▸ **What you are asked to do**: Locate every line in the records below that holds the word "sequence" and return each one.

Data entries:

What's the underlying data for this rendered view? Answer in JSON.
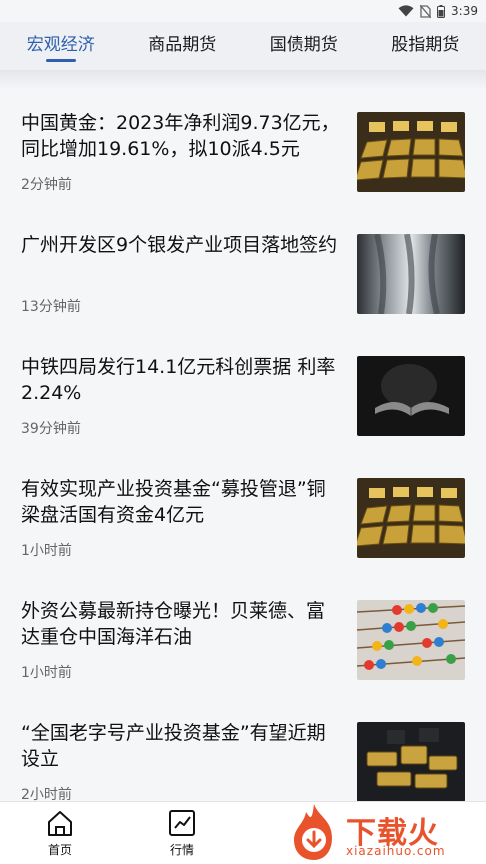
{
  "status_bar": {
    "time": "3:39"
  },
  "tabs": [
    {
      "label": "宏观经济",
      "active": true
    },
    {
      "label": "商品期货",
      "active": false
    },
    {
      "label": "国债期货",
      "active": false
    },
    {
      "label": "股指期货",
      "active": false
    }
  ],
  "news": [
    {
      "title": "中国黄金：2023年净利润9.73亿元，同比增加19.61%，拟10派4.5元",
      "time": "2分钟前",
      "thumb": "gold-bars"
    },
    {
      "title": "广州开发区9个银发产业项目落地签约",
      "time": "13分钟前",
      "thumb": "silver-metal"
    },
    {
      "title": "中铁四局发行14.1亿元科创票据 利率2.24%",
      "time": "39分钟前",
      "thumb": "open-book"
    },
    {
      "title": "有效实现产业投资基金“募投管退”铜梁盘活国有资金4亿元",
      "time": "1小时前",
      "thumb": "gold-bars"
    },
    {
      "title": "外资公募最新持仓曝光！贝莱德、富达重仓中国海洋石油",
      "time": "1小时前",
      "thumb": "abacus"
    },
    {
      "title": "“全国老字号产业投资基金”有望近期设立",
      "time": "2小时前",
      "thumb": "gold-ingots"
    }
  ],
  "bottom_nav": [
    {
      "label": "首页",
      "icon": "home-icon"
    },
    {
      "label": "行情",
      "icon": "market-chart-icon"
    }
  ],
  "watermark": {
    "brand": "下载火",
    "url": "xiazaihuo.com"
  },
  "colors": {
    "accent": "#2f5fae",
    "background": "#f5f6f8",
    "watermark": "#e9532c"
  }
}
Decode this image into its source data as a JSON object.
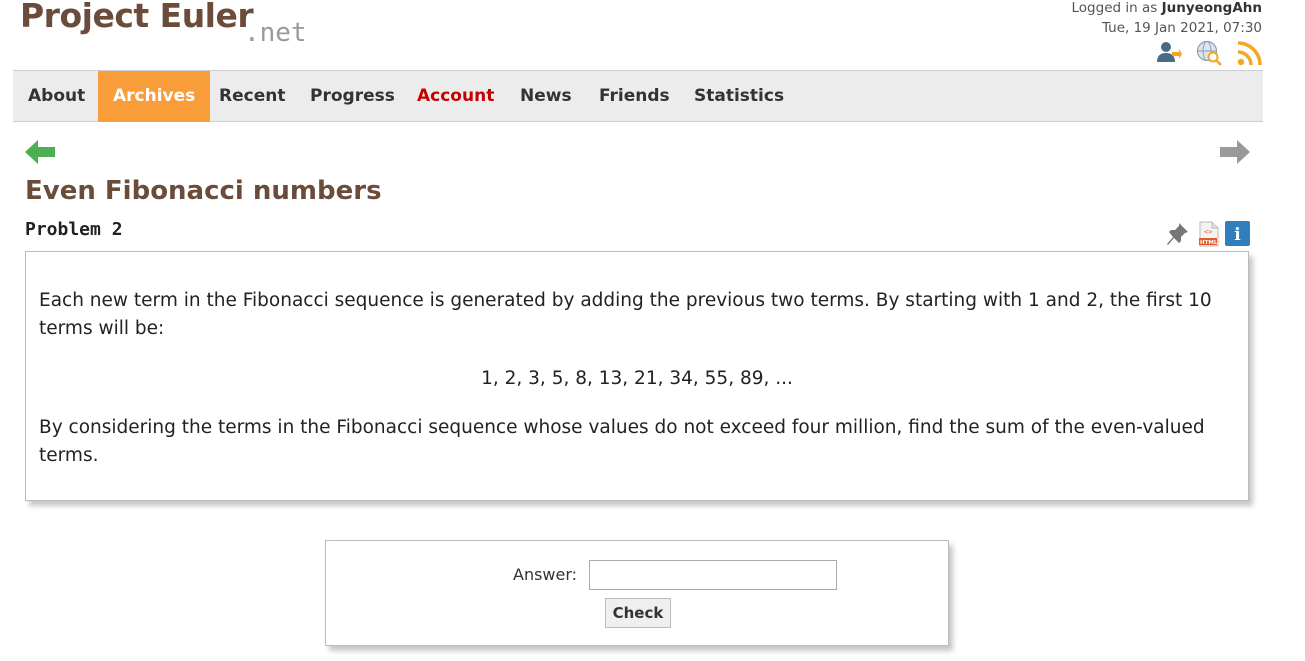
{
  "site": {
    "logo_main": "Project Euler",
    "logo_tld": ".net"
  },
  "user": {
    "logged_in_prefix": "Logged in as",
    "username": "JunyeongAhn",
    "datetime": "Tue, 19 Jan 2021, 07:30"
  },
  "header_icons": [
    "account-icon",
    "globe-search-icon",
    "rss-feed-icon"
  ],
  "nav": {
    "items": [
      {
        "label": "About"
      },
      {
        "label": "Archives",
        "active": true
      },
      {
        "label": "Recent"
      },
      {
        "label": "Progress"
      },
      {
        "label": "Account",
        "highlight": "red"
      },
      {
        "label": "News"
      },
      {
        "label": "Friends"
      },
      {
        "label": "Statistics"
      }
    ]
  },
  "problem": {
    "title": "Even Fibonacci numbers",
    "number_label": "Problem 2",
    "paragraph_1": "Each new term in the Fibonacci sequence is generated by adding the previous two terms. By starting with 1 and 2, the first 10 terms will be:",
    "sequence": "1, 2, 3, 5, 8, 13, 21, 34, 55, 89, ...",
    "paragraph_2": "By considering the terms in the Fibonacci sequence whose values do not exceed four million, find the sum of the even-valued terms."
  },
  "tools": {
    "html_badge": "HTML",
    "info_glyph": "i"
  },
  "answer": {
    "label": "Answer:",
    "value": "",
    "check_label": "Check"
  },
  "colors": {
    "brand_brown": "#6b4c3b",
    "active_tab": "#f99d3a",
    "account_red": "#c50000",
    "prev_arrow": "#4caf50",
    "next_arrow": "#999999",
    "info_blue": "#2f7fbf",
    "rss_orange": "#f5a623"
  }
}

▸ **Response**:
    "paragraph_1": "Each new term in the Fibonacci sequence is generated by adding the previous two terms. By starting with 1 and 2, the first 10 terms will be:",
    "sequence": "1, 2, 3, 5, 8, 13, 21, 34, 55, 89, ...",
    "paragraph_2": "By considering the terms in the Fibonacci sequence whose values do not exceed four million, find the sum of the even-valued terms."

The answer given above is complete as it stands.